» STATED EXERCISE: Which lines contain the string "title"? Please list every one of them.

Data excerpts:

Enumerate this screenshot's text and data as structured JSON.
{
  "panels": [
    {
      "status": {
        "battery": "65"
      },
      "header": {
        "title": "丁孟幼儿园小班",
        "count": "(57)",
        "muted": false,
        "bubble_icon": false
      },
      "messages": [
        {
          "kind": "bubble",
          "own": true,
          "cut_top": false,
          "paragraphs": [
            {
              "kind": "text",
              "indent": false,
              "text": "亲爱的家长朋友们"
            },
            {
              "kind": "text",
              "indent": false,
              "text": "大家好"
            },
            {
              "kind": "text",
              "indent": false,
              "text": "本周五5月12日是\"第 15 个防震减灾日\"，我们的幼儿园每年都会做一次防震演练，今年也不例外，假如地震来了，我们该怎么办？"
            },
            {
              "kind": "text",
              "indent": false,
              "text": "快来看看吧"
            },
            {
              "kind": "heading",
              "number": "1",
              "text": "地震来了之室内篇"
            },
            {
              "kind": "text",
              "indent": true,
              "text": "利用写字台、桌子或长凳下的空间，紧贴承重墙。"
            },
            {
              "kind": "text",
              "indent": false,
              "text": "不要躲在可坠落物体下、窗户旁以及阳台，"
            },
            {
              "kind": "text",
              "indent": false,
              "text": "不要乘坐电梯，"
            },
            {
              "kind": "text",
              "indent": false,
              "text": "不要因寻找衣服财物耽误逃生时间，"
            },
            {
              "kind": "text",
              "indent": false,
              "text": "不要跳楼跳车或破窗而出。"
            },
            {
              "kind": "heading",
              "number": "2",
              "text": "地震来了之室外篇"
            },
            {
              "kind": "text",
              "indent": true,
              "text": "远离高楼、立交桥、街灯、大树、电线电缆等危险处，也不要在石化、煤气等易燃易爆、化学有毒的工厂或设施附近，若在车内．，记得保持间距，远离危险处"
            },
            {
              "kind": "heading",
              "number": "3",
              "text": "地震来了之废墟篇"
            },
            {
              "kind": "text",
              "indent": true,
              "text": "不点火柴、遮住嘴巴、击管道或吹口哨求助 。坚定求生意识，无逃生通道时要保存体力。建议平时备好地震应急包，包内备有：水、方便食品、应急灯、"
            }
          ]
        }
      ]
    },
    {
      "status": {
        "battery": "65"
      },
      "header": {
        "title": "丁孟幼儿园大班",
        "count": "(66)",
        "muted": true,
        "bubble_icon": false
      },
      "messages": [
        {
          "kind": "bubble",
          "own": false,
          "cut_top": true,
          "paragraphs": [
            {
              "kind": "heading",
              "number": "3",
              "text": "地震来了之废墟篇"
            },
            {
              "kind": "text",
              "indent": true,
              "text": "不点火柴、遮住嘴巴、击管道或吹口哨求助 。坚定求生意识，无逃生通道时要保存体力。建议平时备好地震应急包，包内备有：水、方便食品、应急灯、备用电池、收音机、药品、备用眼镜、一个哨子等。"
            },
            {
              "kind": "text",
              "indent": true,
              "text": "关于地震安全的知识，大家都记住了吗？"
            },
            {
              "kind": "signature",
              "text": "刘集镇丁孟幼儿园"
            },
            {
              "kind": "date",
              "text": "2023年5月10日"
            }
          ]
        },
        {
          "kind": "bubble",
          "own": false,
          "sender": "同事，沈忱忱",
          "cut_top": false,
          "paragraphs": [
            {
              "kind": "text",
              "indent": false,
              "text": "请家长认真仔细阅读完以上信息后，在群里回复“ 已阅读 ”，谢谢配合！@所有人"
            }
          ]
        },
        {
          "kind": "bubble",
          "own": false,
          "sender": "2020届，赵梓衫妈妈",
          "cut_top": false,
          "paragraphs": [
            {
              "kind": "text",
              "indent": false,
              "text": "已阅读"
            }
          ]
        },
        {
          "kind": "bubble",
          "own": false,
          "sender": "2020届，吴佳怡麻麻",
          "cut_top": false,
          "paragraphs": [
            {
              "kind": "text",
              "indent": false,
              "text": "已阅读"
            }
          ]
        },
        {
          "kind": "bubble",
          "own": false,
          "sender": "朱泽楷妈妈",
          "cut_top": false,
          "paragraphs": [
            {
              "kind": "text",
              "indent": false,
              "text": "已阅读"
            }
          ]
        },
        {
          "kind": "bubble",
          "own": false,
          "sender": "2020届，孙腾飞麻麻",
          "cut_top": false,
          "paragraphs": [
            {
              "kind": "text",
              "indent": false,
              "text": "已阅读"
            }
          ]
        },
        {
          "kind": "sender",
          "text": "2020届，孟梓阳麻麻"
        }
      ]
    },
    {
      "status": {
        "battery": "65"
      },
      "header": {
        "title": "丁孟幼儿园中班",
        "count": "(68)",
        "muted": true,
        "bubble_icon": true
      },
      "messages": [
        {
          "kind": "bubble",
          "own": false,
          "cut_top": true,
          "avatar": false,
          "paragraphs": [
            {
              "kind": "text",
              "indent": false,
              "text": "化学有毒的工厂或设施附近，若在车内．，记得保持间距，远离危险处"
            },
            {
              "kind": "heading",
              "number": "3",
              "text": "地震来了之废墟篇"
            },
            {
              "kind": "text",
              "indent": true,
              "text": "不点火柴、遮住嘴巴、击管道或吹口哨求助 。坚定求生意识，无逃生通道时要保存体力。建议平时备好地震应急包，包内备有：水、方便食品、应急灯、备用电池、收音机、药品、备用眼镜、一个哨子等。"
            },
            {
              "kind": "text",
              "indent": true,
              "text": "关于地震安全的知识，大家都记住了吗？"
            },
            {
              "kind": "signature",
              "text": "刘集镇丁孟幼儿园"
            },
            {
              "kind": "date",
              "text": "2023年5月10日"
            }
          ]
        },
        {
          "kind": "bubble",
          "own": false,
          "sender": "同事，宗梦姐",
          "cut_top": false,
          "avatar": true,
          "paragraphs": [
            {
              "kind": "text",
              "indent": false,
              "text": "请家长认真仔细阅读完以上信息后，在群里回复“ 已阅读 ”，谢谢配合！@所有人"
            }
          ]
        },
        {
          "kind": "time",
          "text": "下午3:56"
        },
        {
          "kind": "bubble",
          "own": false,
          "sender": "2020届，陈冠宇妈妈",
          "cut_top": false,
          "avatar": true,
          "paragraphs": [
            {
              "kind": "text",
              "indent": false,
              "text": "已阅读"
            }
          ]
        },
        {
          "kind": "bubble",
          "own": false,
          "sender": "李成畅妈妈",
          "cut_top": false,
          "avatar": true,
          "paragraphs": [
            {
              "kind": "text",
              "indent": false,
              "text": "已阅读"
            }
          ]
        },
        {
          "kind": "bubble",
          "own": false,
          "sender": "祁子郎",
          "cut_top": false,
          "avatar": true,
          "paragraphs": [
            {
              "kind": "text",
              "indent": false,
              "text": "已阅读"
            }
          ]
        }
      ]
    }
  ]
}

» SOLUTION:
        "title": "丁孟幼儿园小班",
        "title": "丁孟幼儿园大班",
        "title": "丁孟幼儿园中班",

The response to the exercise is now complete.